* SET TASK *
Repeat every line of the listing below exactly, minus the pictures.

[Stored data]
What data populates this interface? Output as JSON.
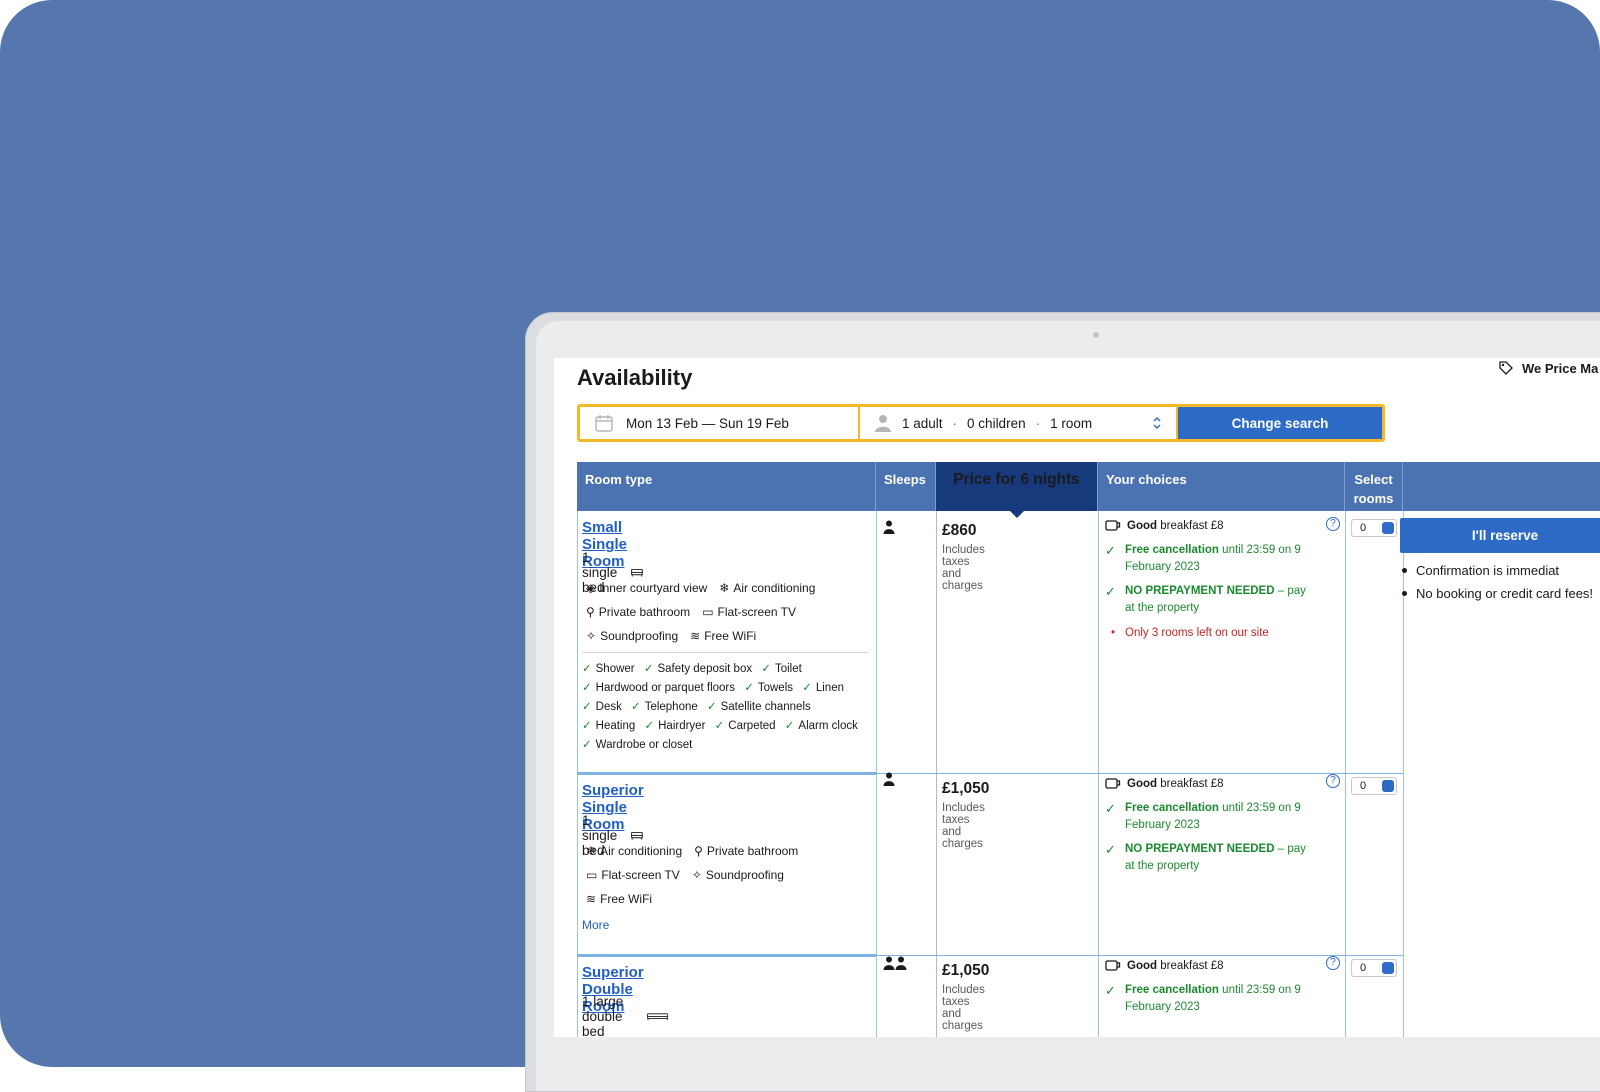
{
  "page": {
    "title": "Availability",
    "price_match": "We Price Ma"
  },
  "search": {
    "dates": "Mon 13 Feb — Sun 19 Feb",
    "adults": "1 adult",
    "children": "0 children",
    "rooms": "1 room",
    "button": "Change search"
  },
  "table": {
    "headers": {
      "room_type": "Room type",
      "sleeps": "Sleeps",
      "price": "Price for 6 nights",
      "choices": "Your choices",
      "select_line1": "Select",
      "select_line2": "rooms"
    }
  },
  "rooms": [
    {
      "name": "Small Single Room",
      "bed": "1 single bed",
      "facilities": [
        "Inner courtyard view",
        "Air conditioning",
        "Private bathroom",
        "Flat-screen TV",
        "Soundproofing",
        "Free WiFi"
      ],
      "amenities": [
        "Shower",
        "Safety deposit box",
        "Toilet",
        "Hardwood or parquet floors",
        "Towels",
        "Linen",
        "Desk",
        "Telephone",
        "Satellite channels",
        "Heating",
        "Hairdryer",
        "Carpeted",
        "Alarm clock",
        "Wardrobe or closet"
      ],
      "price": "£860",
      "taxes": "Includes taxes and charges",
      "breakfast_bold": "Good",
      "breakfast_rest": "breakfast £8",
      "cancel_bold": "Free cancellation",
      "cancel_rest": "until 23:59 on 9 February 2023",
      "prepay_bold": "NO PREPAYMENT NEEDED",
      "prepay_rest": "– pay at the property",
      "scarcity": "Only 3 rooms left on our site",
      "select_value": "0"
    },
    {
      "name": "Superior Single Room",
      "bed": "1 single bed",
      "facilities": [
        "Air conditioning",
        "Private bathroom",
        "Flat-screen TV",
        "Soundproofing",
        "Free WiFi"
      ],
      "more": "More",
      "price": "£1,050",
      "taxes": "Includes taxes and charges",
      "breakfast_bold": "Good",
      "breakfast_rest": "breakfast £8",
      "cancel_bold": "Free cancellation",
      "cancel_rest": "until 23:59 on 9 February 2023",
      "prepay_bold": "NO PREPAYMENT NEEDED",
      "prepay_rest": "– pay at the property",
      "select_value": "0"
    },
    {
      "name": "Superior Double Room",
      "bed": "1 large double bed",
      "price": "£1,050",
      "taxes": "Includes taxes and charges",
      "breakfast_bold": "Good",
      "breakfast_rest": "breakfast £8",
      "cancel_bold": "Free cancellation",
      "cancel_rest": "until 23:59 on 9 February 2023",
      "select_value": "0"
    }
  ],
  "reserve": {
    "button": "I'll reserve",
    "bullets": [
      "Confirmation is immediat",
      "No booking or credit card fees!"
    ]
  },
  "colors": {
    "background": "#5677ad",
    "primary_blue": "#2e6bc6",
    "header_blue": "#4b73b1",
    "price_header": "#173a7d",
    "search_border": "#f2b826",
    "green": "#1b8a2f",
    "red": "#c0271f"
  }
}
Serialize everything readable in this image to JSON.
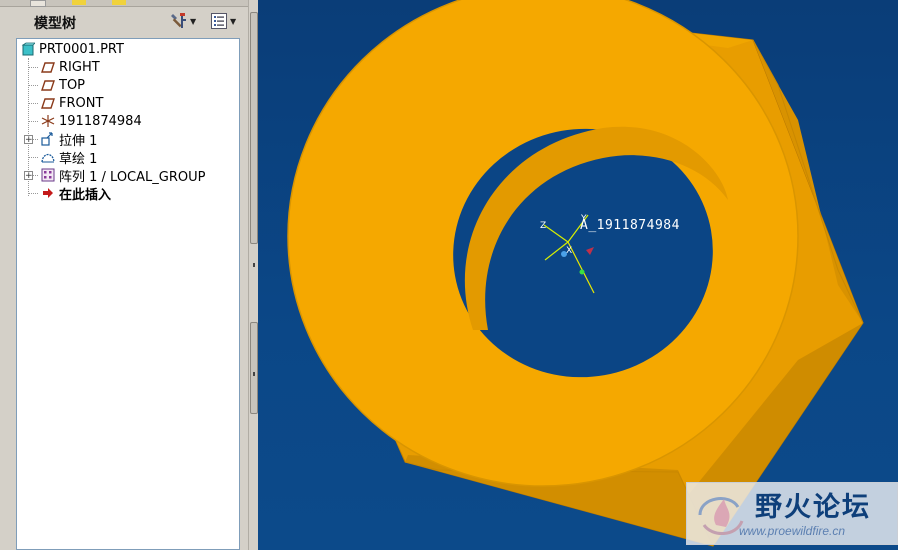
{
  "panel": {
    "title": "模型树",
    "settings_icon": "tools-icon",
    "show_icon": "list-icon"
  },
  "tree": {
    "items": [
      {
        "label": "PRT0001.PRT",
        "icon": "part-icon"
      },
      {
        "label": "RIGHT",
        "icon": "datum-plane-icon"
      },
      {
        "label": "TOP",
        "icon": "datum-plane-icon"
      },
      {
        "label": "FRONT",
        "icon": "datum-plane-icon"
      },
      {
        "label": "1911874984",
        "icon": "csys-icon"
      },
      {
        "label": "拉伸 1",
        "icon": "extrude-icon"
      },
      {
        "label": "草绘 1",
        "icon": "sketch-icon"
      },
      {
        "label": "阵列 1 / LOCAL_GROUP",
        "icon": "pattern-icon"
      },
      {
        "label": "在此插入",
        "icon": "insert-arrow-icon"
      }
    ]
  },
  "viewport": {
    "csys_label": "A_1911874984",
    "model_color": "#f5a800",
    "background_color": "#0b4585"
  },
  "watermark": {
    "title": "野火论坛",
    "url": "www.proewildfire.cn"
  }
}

* WORKED SOLUTION *
What data populates this interface? Output as JSON.
{
  "page": {
    "title": "Availability",
    "price_match": "We Price Ma"
  },
  "search": {
    "dates": "Mon 13 Feb — Sun 19 Feb",
    "adults": "1 adult",
    "children": "0 children",
    "rooms": "1 room",
    "button": "Change search"
  },
  "table": {
    "headers": {
      "room_type": "Room type",
      "sleeps": "Sleeps",
      "price": "Price for 6 nights",
      "choices": "Your choices",
      "select_line1": "Select",
      "select_line2": "rooms"
    }
  },
  "rooms": [
    {
      "name": "Small Single Room",
      "bed": "1 single bed",
      "facilities": [
        "Inner courtyard view",
        "Air conditioning",
        "Private bathroom",
        "Flat-screen TV",
        "Soundproofing",
        "Free WiFi"
      ],
      "amenities": [
        "Shower",
        "Safety deposit box",
        "Toilet",
        "Hardwood or parquet floors",
        "Towels",
        "Linen",
        "Desk",
        "Telephone",
        "Satellite channels",
        "Heating",
        "Hairdryer",
        "Carpeted",
        "Alarm clock",
        "Wardrobe or closet"
      ],
      "price": "£860",
      "taxes": "Includes taxes and charges",
      "breakfast_bold": "Good",
      "breakfast_rest": "breakfast £8",
      "cancel_bold": "Free cancellation",
      "cancel_rest": "until 23:59 on 9 February 2023",
      "prepay_bold": "NO PREPAYMENT NEEDED",
      "prepay_rest": "– pay at the property",
      "scarcity": "Only 3 rooms left on our site",
      "select_value": "0"
    },
    {
      "name": "Superior Single Room",
      "bed": "1 single bed",
      "facilities": [
        "Air conditioning",
        "Private bathroom",
        "Flat-screen TV",
        "Soundproofing",
        "Free WiFi"
      ],
      "more": "More",
      "price": "£1,050",
      "taxes": "Includes taxes and charges",
      "breakfast_bold": "Good",
      "breakfast_rest": "breakfast £8",
      "cancel_bold": "Free cancellation",
      "cancel_rest": "until 23:59 on 9 February 2023",
      "prepay_bold": "NO PREPAYMENT NEEDED",
      "prepay_rest": "– pay at the property",
      "select_value": "0"
    },
    {
      "name": "Superior Double Room",
      "bed": "1 large double bed",
      "price": "£1,050",
      "taxes": "Includes taxes and charges",
      "breakfast_bold": "Good",
      "breakfast_rest": "breakfast £8",
      "cancel_bold": "Free cancellation",
      "cancel_rest": "until 23:59 on 9 February 2023",
      "select_value": "0"
    }
  ],
  "reserve": {
    "button": "I'll reserve",
    "bullets": [
      "Confirmation is immediat",
      "No booking or credit card fees!"
    ]
  },
  "colors": {
    "background": "#5677ad",
    "primary_blue": "#2e6bc6",
    "header_blue": "#4b73b1",
    "price_header": "#173a7d",
    "search_border": "#f2b826",
    "green": "#1b8a2f",
    "red": "#c0271f"
  }
}
Serialize everything readable in this image to JSON.
{
  "panel": {
    "title": "模型树",
    "settings_icon": "tools-icon",
    "show_icon": "list-icon"
  },
  "tree": {
    "items": [
      {
        "label": "PRT0001.PRT",
        "icon": "part-icon"
      },
      {
        "label": "RIGHT",
        "icon": "datum-plane-icon"
      },
      {
        "label": "TOP",
        "icon": "datum-plane-icon"
      },
      {
        "label": "FRONT",
        "icon": "datum-plane-icon"
      },
      {
        "label": "1911874984",
        "icon": "csys-icon"
      },
      {
        "label": "拉伸 1",
        "icon": "extrude-icon"
      },
      {
        "label": "草绘 1",
        "icon": "sketch-icon"
      },
      {
        "label": "阵列 1 / LOCAL_GROUP",
        "icon": "pattern-icon"
      },
      {
        "label": "在此插入",
        "icon": "insert-arrow-icon"
      }
    ]
  },
  "viewport": {
    "csys_label": "A_1911874984",
    "model_color": "#f5a800",
    "background_color": "#0b4585"
  },
  "watermark": {
    "title": "野火论坛",
    "url": "www.proewildfire.cn"
  }
}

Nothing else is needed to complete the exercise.